• Task description
Output every record below exactly as it appears.

[Collected data]
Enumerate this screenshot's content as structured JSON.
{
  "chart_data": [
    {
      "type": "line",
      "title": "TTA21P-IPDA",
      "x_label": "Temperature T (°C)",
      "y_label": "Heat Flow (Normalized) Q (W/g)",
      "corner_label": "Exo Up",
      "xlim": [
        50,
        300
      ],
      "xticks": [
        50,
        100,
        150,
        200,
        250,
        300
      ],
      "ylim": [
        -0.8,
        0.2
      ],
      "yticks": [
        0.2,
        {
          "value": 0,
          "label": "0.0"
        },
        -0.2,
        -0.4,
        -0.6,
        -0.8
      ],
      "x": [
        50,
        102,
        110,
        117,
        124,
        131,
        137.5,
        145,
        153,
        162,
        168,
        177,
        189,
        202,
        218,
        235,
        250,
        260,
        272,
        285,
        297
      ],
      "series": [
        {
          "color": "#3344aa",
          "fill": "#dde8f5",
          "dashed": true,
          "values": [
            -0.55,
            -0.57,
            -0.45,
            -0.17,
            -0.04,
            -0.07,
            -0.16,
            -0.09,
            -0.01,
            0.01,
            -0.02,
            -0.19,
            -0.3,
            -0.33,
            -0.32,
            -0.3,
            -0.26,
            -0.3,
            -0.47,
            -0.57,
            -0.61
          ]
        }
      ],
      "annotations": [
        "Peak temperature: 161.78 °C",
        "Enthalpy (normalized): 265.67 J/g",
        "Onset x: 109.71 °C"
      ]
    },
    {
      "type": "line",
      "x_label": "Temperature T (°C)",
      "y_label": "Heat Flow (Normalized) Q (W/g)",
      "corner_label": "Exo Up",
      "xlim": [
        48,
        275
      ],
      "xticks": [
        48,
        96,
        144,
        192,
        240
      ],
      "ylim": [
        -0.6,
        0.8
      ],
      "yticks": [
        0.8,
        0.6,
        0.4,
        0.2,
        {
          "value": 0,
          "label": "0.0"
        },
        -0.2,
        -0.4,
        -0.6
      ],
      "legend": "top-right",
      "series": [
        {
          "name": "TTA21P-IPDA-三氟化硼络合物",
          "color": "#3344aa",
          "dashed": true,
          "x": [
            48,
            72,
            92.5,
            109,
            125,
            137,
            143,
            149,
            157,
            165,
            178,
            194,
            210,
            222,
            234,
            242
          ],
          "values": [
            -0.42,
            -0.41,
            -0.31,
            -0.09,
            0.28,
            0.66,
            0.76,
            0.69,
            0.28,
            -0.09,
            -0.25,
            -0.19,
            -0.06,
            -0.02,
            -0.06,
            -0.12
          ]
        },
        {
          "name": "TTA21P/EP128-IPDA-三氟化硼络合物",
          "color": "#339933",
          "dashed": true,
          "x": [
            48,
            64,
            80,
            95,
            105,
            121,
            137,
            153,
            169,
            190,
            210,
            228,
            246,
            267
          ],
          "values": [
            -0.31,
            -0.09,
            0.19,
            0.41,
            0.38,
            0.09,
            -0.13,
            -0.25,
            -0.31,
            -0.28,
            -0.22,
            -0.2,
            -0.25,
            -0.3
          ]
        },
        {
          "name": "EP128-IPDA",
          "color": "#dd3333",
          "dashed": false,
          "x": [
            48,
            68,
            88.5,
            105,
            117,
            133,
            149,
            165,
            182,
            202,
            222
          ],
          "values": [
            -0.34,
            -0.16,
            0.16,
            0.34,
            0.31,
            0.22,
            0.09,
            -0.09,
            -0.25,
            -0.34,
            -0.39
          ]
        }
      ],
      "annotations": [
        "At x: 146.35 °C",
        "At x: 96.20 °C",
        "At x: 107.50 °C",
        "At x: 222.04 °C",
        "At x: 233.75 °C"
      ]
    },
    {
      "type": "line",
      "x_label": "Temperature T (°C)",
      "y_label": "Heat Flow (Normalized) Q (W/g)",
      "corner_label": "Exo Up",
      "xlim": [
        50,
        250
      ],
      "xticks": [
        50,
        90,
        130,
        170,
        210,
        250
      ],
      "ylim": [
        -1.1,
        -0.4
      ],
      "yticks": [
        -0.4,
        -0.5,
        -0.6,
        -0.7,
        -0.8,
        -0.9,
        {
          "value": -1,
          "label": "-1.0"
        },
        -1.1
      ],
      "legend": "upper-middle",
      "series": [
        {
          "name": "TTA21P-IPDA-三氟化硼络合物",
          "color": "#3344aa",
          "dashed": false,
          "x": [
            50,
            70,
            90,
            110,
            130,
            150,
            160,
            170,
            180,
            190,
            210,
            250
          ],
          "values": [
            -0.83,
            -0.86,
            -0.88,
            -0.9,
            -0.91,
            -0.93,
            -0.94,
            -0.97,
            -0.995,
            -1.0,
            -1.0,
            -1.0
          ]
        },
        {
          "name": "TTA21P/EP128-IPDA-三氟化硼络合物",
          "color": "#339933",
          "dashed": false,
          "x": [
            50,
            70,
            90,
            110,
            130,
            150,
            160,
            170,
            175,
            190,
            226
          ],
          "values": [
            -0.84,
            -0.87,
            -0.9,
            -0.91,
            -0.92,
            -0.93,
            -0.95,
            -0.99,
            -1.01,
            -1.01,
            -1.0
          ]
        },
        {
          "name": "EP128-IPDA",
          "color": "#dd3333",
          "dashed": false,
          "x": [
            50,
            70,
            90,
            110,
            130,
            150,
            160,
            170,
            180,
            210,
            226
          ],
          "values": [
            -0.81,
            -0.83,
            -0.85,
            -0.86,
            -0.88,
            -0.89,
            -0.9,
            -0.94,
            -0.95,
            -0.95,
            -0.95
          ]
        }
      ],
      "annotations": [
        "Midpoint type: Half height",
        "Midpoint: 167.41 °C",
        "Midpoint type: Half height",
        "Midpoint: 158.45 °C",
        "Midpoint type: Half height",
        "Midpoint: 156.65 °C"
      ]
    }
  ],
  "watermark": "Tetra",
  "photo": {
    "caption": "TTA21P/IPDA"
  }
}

• Written solution
Enumerate this screenshot's content as structured JSON.
{
  "chart_data": [
    {
      "type": "line",
      "title": "TTA21P-IPDA",
      "x_label": "Temperature T (°C)",
      "y_label": "Heat Flow (Normalized) Q (W/g)",
      "corner_label": "Exo Up",
      "xlim": [
        50,
        300
      ],
      "xticks": [
        50,
        100,
        150,
        200,
        250,
        300
      ],
      "ylim": [
        -0.8,
        0.2
      ],
      "yticks": [
        0.2,
        {
          "value": 0,
          "label": "0.0"
        },
        -0.2,
        -0.4,
        -0.6,
        -0.8
      ],
      "x": [
        50,
        102,
        110,
        117,
        124,
        131,
        137.5,
        145,
        153,
        162,
        168,
        177,
        189,
        202,
        218,
        235,
        250,
        260,
        272,
        285,
        297
      ],
      "series": [
        {
          "color": "#3344aa",
          "fill": "#dde8f5",
          "dashed": true,
          "values": [
            -0.55,
            -0.57,
            -0.45,
            -0.17,
            -0.04,
            -0.07,
            -0.16,
            -0.09,
            -0.01,
            0.01,
            -0.02,
            -0.19,
            -0.3,
            -0.33,
            -0.32,
            -0.3,
            -0.26,
            -0.3,
            -0.47,
            -0.57,
            -0.61
          ]
        }
      ],
      "annotations": [
        "Peak temperature: 161.78 °C",
        "Enthalpy (normalized): 265.67 J/g",
        "Onset x: 109.71 °C"
      ]
    },
    {
      "type": "line",
      "x_label": "Temperature T (°C)",
      "y_label": "Heat Flow (Normalized) Q (W/g)",
      "corner_label": "Exo Up",
      "xlim": [
        48,
        275
      ],
      "xticks": [
        48,
        96,
        144,
        192,
        240
      ],
      "ylim": [
        -0.6,
        0.8
      ],
      "yticks": [
        0.8,
        0.6,
        0.4,
        0.2,
        {
          "value": 0,
          "label": "0.0"
        },
        -0.2,
        -0.4,
        -0.6
      ],
      "legend": "top-right",
      "series": [
        {
          "name": "TTA21P-IPDA-三氟化硼络合物",
          "color": "#3344aa",
          "dashed": true,
          "x": [
            48,
            72,
            92.5,
            109,
            125,
            137,
            143,
            149,
            157,
            165,
            178,
            194,
            210,
            222,
            234,
            242
          ],
          "values": [
            -0.42,
            -0.41,
            -0.31,
            -0.09,
            0.28,
            0.66,
            0.76,
            0.69,
            0.28,
            -0.09,
            -0.25,
            -0.19,
            -0.06,
            -0.02,
            -0.06,
            -0.12
          ]
        },
        {
          "name": "TTA21P/EP128-IPDA-三氟化硼络合物",
          "color": "#339933",
          "dashed": true,
          "x": [
            48,
            64,
            80,
            95,
            105,
            121,
            137,
            153,
            169,
            190,
            210,
            228,
            246,
            267
          ],
          "values": [
            -0.31,
            -0.09,
            0.19,
            0.41,
            0.38,
            0.09,
            -0.13,
            -0.25,
            -0.31,
            -0.28,
            -0.22,
            -0.2,
            -0.25,
            -0.3
          ]
        },
        {
          "name": "EP128-IPDA",
          "color": "#dd3333",
          "dashed": false,
          "x": [
            48,
            68,
            88.5,
            105,
            117,
            133,
            149,
            165,
            182,
            202,
            222
          ],
          "values": [
            -0.34,
            -0.16,
            0.16,
            0.34,
            0.31,
            0.22,
            0.09,
            -0.09,
            -0.25,
            -0.34,
            -0.39
          ]
        }
      ],
      "annotations": [
        "At x: 146.35 °C",
        "At x: 96.20 °C",
        "At x: 107.50 °C",
        "At x: 222.04 °C",
        "At x: 233.75 °C"
      ]
    },
    {
      "type": "line",
      "x_label": "Temperature T (°C)",
      "y_label": "Heat Flow (Normalized) Q (W/g)",
      "corner_label": "Exo Up",
      "xlim": [
        50,
        250
      ],
      "xticks": [
        50,
        90,
        130,
        170,
        210,
        250
      ],
      "ylim": [
        -1.1,
        -0.4
      ],
      "yticks": [
        -0.4,
        -0.5,
        -0.6,
        -0.7,
        -0.8,
        -0.9,
        {
          "value": -1,
          "label": "-1.0"
        },
        -1.1
      ],
      "legend": "upper-middle",
      "series": [
        {
          "name": "TTA21P-IPDA-三氟化硼络合物",
          "color": "#3344aa",
          "dashed": false,
          "x": [
            50,
            70,
            90,
            110,
            130,
            150,
            160,
            170,
            180,
            190,
            210,
            250
          ],
          "values": [
            -0.83,
            -0.86,
            -0.88,
            -0.9,
            -0.91,
            -0.93,
            -0.94,
            -0.97,
            -0.995,
            -1.0,
            -1.0,
            -1.0
          ]
        },
        {
          "name": "TTA21P/EP128-IPDA-三氟化硼络合物",
          "color": "#339933",
          "dashed": false,
          "x": [
            50,
            70,
            90,
            110,
            130,
            150,
            160,
            170,
            175,
            190,
            226
          ],
          "values": [
            -0.84,
            -0.87,
            -0.9,
            -0.91,
            -0.92,
            -0.93,
            -0.95,
            -0.99,
            -1.01,
            -1.01,
            -1.0
          ]
        },
        {
          "name": "EP128-IPDA",
          "color": "#dd3333",
          "dashed": false,
          "x": [
            50,
            70,
            90,
            110,
            130,
            150,
            160,
            170,
            180,
            210,
            226
          ],
          "values": [
            -0.81,
            -0.83,
            -0.85,
            -0.86,
            -0.88,
            -0.89,
            -0.9,
            -0.94,
            -0.95,
            -0.95,
            -0.95
          ]
        }
      ],
      "annotations": [
        "Midpoint type: Half height",
        "Midpoint: 167.41 °C",
        "Midpoint type: Half height",
        "Midpoint: 158.45 °C",
        "Midpoint type: Half height",
        "Midpoint: 156.65 °C"
      ]
    }
  ],
  "watermark": "Tetra",
  "photo": {
    "caption": "TTA21P/IPDA"
  }
}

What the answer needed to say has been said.